## EXERCISE DIRECTIONS
Go through the material below and copy all lines with "économiques".

**** RAW DATA ****

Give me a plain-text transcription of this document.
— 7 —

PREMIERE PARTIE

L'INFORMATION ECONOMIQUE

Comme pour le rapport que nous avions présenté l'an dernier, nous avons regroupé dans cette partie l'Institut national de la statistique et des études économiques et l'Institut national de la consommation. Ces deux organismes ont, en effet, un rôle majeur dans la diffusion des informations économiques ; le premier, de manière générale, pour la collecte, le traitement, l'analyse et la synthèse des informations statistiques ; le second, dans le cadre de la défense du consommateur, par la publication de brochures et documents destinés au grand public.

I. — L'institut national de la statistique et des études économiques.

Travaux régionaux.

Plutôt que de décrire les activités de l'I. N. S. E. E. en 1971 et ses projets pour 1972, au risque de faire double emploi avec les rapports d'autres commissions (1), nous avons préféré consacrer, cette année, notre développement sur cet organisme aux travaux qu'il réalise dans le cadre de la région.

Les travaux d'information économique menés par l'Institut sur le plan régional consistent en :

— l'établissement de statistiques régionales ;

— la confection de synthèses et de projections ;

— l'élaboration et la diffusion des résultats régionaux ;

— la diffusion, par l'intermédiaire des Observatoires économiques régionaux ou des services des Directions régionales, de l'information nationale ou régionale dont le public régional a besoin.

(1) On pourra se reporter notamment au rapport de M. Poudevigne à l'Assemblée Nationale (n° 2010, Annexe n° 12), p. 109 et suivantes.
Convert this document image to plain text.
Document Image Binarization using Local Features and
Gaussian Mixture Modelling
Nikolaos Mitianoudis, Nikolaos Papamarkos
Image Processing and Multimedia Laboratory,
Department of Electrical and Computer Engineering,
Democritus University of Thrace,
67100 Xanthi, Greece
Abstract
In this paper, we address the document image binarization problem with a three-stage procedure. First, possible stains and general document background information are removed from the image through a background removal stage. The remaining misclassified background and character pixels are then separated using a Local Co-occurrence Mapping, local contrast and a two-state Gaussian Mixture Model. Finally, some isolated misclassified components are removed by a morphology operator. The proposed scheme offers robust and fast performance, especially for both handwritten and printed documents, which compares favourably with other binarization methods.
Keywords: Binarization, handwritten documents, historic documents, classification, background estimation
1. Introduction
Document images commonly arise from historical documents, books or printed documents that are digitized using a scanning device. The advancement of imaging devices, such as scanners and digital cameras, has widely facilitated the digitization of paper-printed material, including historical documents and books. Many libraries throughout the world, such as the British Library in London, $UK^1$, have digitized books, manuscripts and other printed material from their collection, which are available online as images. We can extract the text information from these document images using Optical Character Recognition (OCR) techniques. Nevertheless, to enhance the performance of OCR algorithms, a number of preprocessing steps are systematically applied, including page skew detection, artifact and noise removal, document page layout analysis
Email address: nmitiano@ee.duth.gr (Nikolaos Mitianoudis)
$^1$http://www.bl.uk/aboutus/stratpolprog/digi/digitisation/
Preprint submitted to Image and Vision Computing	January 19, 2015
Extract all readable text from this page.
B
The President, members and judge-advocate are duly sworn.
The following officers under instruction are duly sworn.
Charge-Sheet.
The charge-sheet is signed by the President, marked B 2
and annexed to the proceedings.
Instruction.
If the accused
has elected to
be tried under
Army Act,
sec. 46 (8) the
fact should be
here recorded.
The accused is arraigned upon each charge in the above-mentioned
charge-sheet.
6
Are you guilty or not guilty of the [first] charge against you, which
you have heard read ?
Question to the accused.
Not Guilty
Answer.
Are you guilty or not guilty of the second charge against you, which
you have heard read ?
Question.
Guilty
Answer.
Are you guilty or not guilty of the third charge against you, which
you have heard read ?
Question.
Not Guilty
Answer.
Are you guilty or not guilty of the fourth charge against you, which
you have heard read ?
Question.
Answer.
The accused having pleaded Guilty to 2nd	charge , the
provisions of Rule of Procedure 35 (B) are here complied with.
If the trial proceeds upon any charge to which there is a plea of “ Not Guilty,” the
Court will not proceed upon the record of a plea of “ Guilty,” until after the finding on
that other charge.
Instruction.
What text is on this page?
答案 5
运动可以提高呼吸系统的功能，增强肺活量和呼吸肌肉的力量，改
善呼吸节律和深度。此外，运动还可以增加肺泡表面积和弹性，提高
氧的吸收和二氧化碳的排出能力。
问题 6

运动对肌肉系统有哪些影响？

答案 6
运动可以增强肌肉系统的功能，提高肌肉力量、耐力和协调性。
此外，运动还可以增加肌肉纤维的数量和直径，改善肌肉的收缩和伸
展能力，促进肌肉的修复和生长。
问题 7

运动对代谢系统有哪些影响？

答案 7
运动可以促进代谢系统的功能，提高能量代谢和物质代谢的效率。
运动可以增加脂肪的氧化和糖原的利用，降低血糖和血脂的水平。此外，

****

## RESPONSE
Comme pour le rapport que nous avions présenté l'an dernier, nous avons regroupé dans cette partie l'Institut national de la statistique et des études économiques et l'Institut national de la consommation. Ces deux organismes ont, en effet, un rôle majeur dans la diffusion des informations économiques ; le premier, de manière générale, pour la collecte, le traitement, l'analyse et la synthèse des informations statistiques ; le second, dans le cadre de la défense du consommateur, par la publication de brochures et documents destinés au grand public.
I. — L'institut national de la statistique et des études économiques.
— la diffusion, par l'intermédiaire des Observatoires économiques régionaux ou des services des Directions régionales, de l'information nationale ou régionale dont le public régional a besoin.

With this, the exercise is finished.